Data entries
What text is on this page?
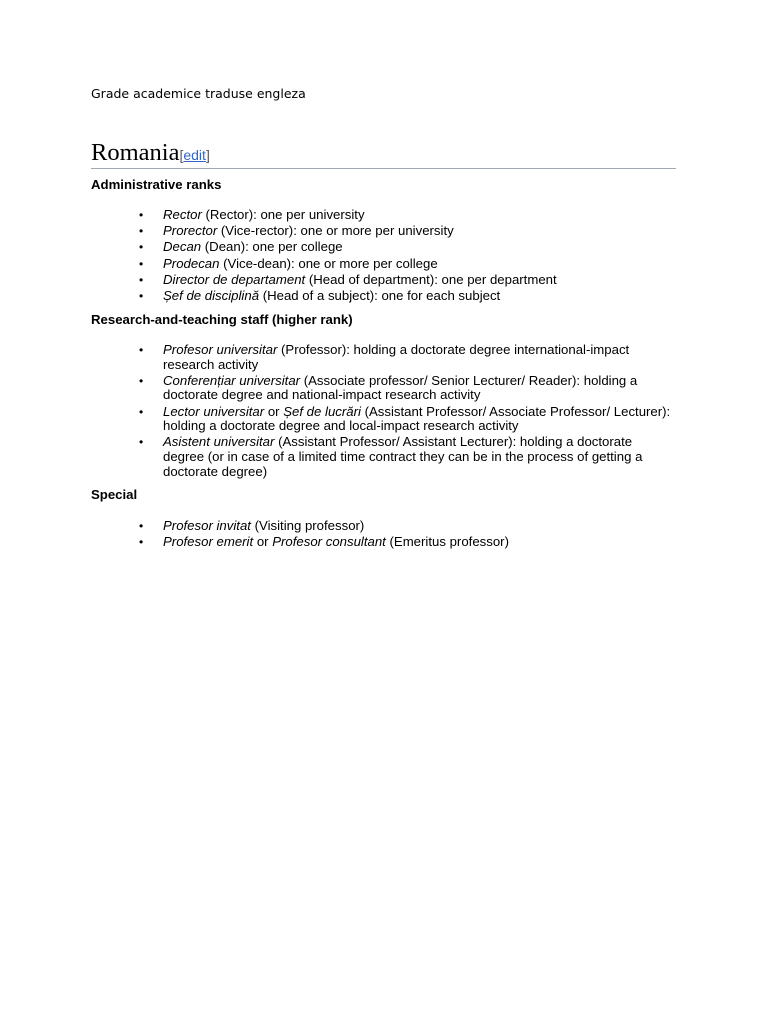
Grade academice traduse engleza
Romania[edit]
Administrative ranks
• Rector (Rector): one per university
• Prorector (Vice-rector): one or more per university
• Decan (Dean): one per college
• Prodecan (Vice-dean): one or more per college
• Director de departament (Head of department): one per department
• Șef de disciplină (Head of a subject): one for each subject
Research-and-teaching staff (higher rank)
• Profesor universitar (Professor): holding a doctorate degree international-impact research activity
• Conferențiar universitar (Associate professor/ Senior Lecturer/ Reader): holding a doctorate degree and national-impact research activity
• Lector universitar or Șef de lucrări (Assistant Professor/ Associate Professor/ Lecturer): holding a doctorate degree and local-impact research activity
• Asistent universitar (Assistant Professor/ Assistant Lecturer): holding a doctorate degree (or in case of a limited time contract they can be in the process of getting a doctorate degree)
Special
• Profesor invitat (Visiting professor)
• Profesor emerit or Profesor consultant (Emeritus professor)
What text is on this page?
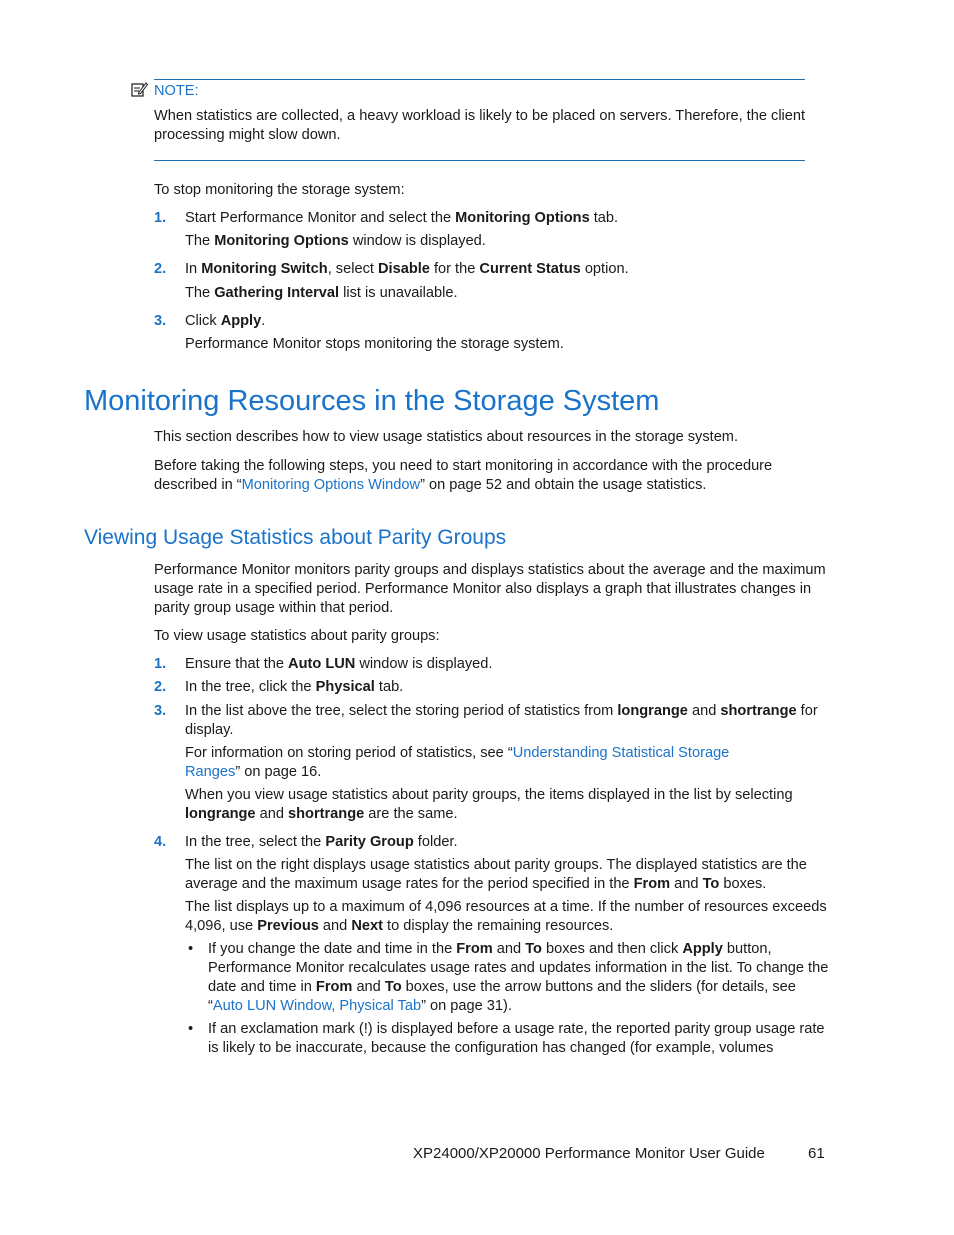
NOTE:
When statistics are collected, a heavy workload is likely to be placed on servers. Therefore, the client processing might slow down.
To stop monitoring the storage system:
1. Start Performance Monitor and select the Monitoring Options tab.
The Monitoring Options window is displayed.
2. In Monitoring Switch, select Disable for the Current Status option.
The Gathering Interval list is unavailable.
3. Click Apply.
Performance Monitor stops monitoring the storage system.
Monitoring Resources in the Storage System
This section describes how to view usage statistics about resources in the storage system.
Before taking the following steps, you need to start monitoring in accordance with the procedure described in “Monitoring Options Window” on page 52 and obtain the usage statistics.
Viewing Usage Statistics about Parity Groups
Performance Monitor monitors parity groups and displays statistics about the average and the maximum usage rate in a specified period. Performance Monitor also displays a graph that illustrates changes in parity group usage within that period.
To view usage statistics about parity groups:
1. Ensure that the Auto LUN window is displayed.
2. In the tree, click the Physical tab.
3. In the list above the tree, select the storing period of statistics from longrange and shortrange for display.
For information on storing period of statistics, see “Understanding Statistical Storage Ranges” on page 16.
When you view usage statistics about parity groups, the items displayed in the list by selecting longrange and shortrange are the same.
4. In the tree, select the Parity Group folder.
The list on the right displays usage statistics about parity groups. The displayed statistics are the average and the maximum usage rates for the period specified in the From and To boxes.
The list displays up to a maximum of 4,096 resources at a time. If the number of resources exceeds 4,096, use Previous and Next to display the remaining resources.
• If you change the date and time in the From and To boxes and then click Apply button, Performance Monitor recalculates usage rates and updates information in the list. To change the date and time in From and To boxes, use the arrow buttons and the sliders (for details, see “Auto LUN Window, Physical Tab” on page 31).
• If an exclamation mark (!) is displayed before a usage rate, the reported parity group usage rate is likely to be inaccurate, because the configuration has changed (for example, volumes
XP24000/XP20000 Performance Monitor User Guide	61
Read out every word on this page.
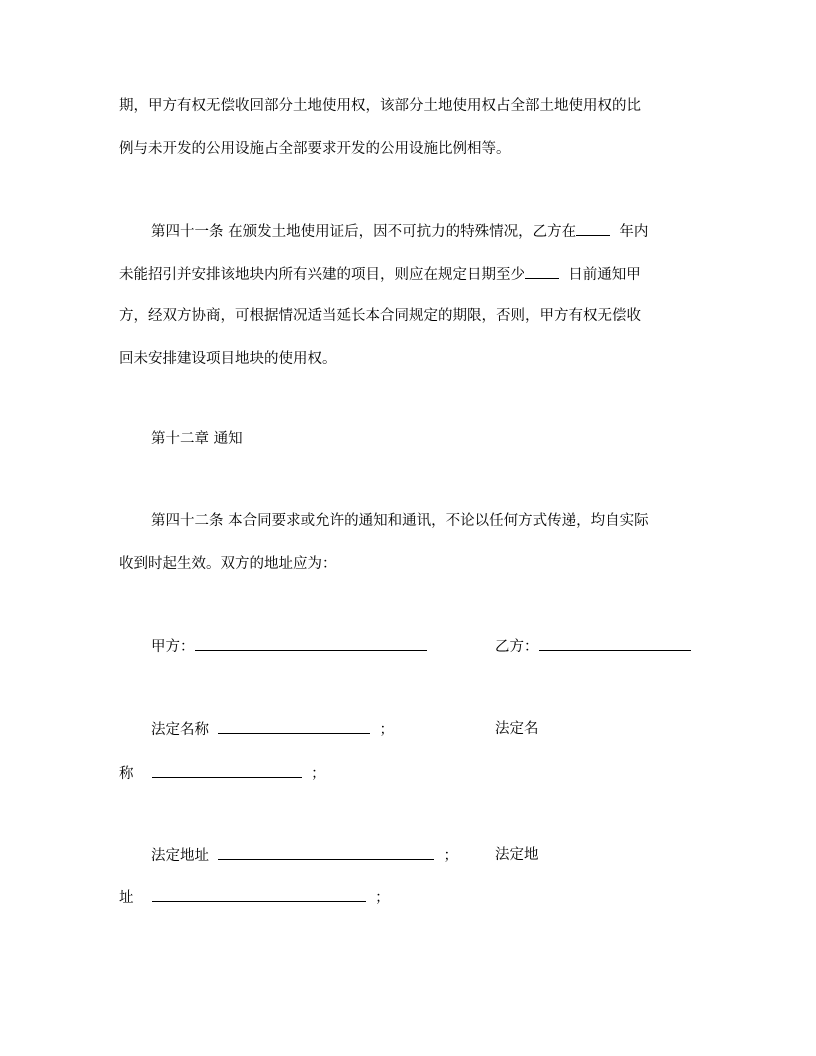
期，甲方有权无偿收回部分土地使用权，该部分土地使用权占全部土地使用权的比
例与未开发的公用设施占全部要求开发的公用设施比例相等。
第四十一条 在颁发土地使用证后，因不可抗力的特殊情况，乙方在	年内
未能招引并安排该地块内所有兴建的项目，则应在规定日期至少	日前通知甲
方，经双方协商，可根据情况适当延长本合同规定的期限，否则，甲方有权无偿收
回未安排建设项目地块的使用权。
第十二章 通知
第四十二条 本合同要求或允许的通知和通讯，不论以任何方式传递，均自实际
收到时起生效。双方的地址应为：
甲方：	乙方：
法定名称	；	法定名
称	；
法定地址	；	法定地
址	；
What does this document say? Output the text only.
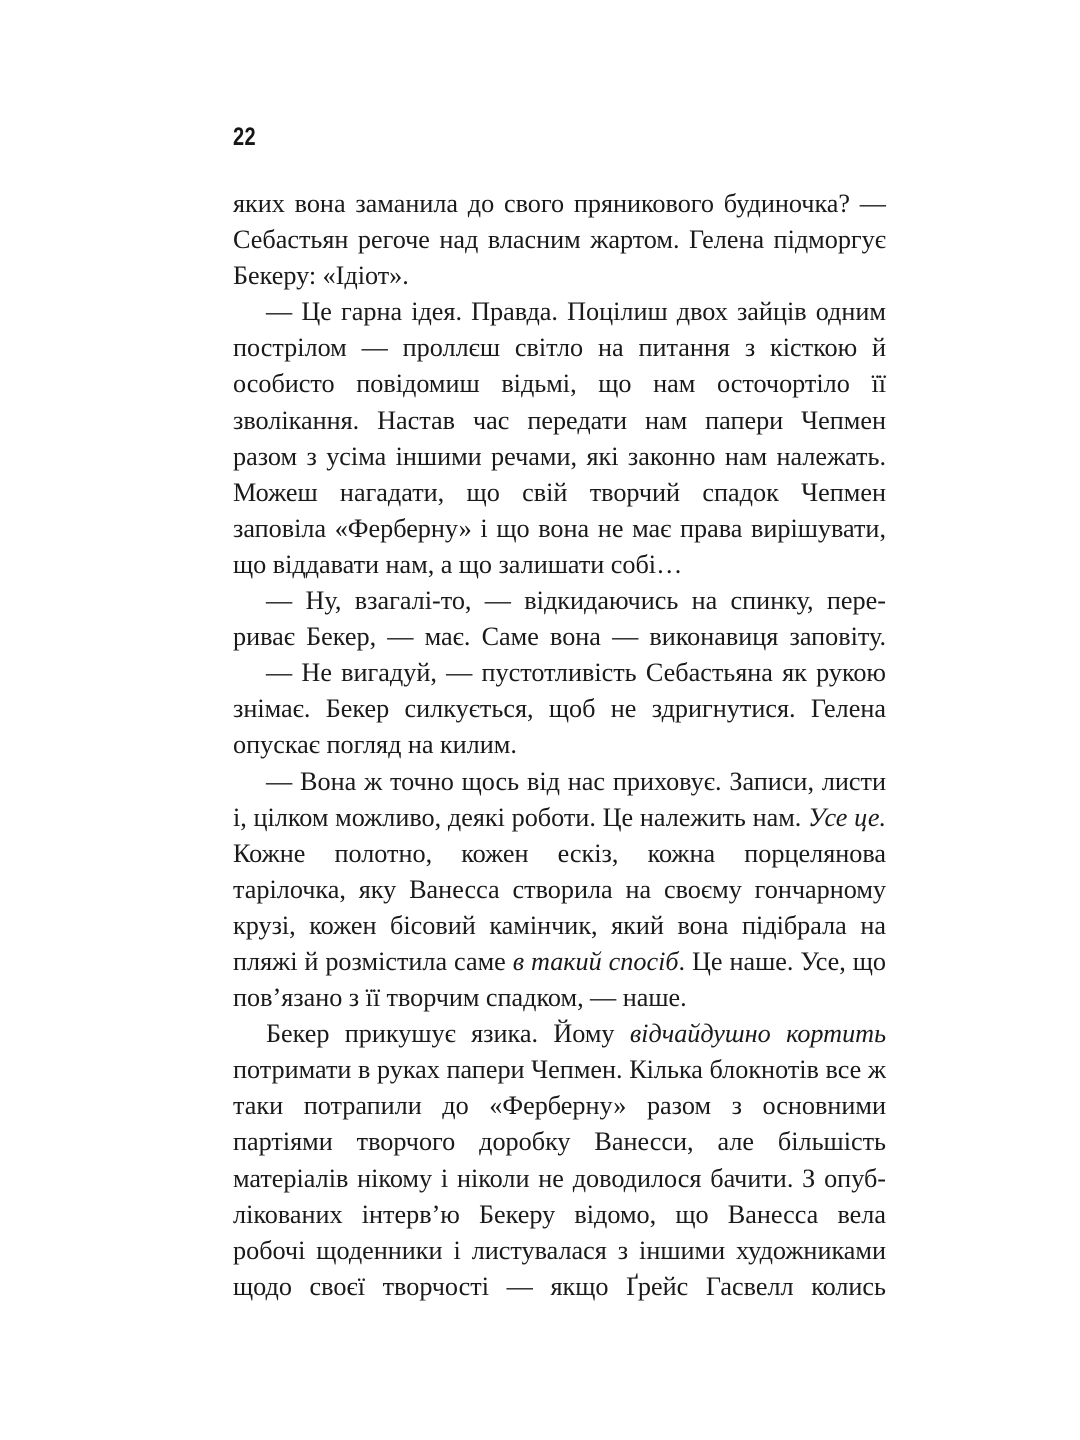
22

яких вона заманила до свого пряникового будиночка? — Себастьян регоче над власним жартом. Гелена підморгує Бекеру: «Ідіот».

— Це гарна ідея. Правда. Поцілиш двох зайців одним пострілом — проллєш світло на питання з кісткою й особисто повідомиш відьмі, що нам осточортіло її зволікання. Настав час передати нам папери Чепмен разом з усіма іншими речами, які законно нам належать. Можеш нагадати, що свій творчий спадок Чепмен заповіла «Ферберну» і що вона не має права вирішувати, що віддавати нам, а що залишати собі…

— Ну, взагалі-то, — відкидаючись на спинку, перериває Бекер, — має. Саме вона — виконавиця заповіту.

— Не вигадуй, — пустотливість Себастьяна як рукою знімає. Бекер силкується, щоб не здригнутися. Гелена опускає погляд на килим.

— Вона ж точно щось від нас приховує. Записи, листи і, цілком можливо, деякі роботи. Це належить нам. Усе це. Кожне полотно, кожен ескіз, кожна порцелянова тарілочка, яку Ванесса створила на своєму гончарному крузі, кожен бісовий камінчик, який вона підібрала на пляжі й розмістила саме в такий спосіб. Це наше. Усе, що пов’язано з її творчим спадком, — наше.

Бекер прикушує язика. Йому відчайдушно кортить потримати в руках папери Чепмен. Кілька блокнотів все ж таки потрапили до «Ферберну» разом з основними партіями творчого доробку Ванесси, але більшість матеріалів нікому і ніколи не доводилося бачити. З опублікованих інтерв’ю Бекеру відомо, що Ванесса вела робочі щоденники і листувалася з іншими художниками щодо своєї творчості — якщо Ґрейс Гасвелл колись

=== WHAT IS ASKED ===
Copy each line above that contains the word "university".

=== RIGHT ANSWER ===
• Rector (Rector): one per university
• Prorector (Vice-rector): one or more per university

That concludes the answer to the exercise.